§ **WHAT THIS TASK INVOLVES**
Filter the listing and keep only the lines with the word "Robert".

§ **EXERCISE MATERIAL**
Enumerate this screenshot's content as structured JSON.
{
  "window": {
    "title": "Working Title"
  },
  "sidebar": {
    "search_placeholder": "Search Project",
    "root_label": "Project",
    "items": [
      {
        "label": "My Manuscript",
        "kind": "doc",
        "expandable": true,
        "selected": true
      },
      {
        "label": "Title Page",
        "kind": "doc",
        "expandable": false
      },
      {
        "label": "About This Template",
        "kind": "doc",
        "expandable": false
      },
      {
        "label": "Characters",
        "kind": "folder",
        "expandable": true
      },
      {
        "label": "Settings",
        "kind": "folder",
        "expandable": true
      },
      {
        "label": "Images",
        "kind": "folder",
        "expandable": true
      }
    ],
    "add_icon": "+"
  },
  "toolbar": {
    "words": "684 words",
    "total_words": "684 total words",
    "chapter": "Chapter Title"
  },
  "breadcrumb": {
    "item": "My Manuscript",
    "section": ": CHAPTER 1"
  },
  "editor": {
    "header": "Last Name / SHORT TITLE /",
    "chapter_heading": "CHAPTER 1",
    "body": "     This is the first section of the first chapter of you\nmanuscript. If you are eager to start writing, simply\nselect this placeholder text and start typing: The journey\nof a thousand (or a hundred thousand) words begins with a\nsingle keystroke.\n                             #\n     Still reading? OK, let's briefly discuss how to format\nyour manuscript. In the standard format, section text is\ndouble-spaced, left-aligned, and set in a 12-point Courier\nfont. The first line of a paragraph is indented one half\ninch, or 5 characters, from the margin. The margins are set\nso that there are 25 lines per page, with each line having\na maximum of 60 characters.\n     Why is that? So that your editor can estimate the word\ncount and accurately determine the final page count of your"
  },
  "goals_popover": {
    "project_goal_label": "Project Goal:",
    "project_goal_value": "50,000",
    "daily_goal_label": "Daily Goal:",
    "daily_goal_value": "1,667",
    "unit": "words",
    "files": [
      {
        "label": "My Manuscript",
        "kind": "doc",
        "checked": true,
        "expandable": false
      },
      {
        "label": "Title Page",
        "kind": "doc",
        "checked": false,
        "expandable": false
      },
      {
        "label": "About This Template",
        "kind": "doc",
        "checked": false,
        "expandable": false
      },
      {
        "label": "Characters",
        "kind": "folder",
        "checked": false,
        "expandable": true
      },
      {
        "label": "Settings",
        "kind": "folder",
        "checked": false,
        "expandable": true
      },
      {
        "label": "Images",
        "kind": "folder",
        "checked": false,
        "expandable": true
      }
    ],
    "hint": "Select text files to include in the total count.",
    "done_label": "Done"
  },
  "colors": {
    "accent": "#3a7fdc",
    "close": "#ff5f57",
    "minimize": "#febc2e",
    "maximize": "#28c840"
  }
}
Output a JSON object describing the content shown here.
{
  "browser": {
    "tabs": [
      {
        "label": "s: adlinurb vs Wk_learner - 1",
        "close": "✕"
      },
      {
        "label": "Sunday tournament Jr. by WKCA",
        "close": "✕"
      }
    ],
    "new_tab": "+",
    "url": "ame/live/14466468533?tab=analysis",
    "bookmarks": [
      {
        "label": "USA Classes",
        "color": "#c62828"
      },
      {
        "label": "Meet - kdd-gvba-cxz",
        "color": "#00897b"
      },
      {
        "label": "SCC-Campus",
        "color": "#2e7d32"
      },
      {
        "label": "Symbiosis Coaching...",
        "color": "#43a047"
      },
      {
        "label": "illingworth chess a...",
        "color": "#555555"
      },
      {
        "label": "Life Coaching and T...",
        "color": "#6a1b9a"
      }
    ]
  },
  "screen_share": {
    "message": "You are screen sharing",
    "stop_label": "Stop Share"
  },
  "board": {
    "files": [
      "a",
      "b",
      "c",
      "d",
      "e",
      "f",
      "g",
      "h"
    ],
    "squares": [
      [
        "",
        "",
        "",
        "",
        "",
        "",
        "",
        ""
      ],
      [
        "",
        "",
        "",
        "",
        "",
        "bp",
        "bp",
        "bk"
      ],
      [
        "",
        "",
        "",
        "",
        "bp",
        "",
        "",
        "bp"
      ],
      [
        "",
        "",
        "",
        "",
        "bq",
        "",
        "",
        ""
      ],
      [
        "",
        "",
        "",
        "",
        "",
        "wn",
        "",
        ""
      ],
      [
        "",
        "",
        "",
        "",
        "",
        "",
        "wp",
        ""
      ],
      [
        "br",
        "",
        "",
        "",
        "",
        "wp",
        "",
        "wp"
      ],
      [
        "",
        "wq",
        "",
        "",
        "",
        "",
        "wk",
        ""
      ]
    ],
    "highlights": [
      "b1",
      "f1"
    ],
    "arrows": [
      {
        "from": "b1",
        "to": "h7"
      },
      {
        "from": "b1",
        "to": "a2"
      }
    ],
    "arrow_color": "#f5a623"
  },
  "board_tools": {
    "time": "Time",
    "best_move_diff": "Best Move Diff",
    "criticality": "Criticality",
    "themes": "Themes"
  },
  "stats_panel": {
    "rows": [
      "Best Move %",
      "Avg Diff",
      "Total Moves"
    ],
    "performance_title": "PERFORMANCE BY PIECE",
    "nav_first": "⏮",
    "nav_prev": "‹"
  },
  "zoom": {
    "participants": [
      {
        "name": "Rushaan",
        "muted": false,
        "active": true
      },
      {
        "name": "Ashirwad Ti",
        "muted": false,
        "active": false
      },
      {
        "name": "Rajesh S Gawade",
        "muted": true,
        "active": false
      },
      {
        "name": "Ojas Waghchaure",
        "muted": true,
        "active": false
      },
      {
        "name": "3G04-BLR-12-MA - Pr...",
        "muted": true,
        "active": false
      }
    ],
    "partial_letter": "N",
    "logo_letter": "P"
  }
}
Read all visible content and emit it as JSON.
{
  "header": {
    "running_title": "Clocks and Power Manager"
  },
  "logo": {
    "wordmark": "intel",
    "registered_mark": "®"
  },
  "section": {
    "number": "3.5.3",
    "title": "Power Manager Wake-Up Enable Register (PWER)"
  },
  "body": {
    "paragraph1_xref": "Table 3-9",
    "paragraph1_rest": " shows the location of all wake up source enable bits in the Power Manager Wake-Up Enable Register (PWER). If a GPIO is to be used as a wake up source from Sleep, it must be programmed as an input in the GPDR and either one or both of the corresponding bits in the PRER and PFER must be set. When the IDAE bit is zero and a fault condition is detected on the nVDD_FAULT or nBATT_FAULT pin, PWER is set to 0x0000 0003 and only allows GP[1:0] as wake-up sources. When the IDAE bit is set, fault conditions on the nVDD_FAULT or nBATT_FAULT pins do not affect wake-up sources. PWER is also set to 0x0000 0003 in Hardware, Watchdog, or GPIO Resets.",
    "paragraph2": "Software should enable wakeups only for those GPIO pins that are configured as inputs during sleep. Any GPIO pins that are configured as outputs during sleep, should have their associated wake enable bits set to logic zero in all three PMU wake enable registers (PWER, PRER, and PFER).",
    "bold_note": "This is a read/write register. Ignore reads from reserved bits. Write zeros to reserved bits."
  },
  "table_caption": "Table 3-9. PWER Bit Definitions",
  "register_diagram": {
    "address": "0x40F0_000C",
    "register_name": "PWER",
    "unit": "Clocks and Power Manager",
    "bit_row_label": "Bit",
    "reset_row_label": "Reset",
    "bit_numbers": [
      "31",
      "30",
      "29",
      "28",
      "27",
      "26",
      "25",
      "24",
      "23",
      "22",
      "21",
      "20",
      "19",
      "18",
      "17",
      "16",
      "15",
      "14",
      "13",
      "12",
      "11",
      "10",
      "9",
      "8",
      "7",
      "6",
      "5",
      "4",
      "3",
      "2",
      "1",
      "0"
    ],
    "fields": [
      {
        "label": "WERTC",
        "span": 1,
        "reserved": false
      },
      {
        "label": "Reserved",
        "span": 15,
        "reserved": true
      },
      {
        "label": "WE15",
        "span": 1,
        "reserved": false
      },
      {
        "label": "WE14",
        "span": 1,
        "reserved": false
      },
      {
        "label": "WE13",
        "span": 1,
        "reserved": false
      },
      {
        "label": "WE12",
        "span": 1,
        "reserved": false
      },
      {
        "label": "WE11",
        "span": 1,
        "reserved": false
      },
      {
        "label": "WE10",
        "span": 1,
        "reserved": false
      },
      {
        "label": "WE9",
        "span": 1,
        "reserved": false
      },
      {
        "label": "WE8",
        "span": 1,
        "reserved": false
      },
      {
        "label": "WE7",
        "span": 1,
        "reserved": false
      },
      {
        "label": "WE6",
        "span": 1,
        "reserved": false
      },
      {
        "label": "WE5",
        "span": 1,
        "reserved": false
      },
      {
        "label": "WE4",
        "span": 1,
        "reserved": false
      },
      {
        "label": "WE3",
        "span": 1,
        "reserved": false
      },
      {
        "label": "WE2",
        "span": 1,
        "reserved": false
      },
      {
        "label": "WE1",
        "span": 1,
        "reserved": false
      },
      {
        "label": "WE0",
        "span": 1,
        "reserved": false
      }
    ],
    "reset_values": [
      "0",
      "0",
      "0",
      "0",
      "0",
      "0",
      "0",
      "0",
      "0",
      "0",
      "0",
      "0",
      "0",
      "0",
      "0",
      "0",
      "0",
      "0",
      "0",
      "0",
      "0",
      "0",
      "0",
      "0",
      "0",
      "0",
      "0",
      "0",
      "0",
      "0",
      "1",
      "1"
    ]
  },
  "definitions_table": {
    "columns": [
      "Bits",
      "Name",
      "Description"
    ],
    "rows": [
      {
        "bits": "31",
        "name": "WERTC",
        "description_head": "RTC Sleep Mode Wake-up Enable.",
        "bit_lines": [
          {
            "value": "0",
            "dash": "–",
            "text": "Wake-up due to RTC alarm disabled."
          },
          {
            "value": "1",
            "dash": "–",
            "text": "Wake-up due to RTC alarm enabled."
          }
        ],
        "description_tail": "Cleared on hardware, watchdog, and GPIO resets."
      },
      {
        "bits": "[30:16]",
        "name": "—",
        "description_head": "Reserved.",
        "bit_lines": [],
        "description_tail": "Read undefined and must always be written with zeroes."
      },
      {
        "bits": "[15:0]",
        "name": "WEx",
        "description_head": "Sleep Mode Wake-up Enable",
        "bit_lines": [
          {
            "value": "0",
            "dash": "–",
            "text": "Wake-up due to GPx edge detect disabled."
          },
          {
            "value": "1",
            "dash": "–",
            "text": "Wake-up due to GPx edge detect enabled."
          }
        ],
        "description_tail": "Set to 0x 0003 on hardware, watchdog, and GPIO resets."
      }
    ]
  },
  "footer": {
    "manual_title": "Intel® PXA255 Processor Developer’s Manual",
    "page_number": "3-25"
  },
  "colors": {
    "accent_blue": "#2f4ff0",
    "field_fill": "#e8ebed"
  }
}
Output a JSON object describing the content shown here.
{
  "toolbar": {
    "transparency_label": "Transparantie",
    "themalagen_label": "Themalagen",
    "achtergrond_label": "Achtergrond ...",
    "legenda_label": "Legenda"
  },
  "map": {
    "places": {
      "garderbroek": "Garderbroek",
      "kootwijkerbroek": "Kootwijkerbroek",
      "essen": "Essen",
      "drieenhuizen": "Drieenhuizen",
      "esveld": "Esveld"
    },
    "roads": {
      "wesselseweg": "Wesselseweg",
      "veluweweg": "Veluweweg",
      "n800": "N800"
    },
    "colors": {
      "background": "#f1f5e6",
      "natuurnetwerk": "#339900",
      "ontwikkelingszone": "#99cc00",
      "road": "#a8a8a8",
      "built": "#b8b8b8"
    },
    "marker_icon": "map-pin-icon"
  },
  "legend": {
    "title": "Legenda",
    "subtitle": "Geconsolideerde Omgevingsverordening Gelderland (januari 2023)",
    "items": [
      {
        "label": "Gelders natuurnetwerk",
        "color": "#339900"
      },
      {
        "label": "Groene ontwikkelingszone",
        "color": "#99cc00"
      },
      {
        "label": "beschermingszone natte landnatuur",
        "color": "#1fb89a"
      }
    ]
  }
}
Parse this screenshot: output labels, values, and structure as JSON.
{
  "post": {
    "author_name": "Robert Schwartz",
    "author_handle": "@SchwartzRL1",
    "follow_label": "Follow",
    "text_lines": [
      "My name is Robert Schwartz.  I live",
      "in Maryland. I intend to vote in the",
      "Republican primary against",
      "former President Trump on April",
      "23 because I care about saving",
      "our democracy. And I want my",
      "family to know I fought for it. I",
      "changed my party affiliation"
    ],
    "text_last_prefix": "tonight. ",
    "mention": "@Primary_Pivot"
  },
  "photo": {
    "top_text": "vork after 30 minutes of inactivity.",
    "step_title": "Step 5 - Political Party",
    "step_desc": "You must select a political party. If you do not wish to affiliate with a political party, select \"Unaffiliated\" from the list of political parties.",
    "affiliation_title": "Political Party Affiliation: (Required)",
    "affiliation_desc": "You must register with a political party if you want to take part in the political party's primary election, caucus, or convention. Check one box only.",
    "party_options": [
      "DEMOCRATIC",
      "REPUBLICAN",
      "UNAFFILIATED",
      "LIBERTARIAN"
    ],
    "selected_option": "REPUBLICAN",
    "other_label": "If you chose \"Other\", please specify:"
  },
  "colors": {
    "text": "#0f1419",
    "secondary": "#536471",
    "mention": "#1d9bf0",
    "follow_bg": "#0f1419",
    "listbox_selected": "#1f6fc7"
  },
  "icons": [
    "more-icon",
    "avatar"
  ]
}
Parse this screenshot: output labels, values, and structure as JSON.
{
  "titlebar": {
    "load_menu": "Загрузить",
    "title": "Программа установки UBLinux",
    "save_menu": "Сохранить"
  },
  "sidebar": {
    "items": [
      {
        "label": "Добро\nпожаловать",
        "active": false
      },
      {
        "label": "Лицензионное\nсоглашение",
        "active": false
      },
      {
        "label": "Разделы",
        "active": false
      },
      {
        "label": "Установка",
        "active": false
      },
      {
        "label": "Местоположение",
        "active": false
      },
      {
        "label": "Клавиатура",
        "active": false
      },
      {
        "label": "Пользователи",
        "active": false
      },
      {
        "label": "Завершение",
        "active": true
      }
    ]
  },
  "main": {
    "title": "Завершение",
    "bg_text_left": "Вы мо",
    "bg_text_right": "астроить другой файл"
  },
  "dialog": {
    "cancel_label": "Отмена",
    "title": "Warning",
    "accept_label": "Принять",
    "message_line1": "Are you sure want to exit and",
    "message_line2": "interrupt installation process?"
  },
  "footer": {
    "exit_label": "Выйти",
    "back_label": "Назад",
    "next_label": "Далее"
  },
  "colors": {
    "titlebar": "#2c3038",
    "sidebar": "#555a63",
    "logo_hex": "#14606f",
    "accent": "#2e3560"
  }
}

§ **THE OUTPUT**
    "author_name": "Robert Schwartz",
      "My name is Robert Schwartz.  I live",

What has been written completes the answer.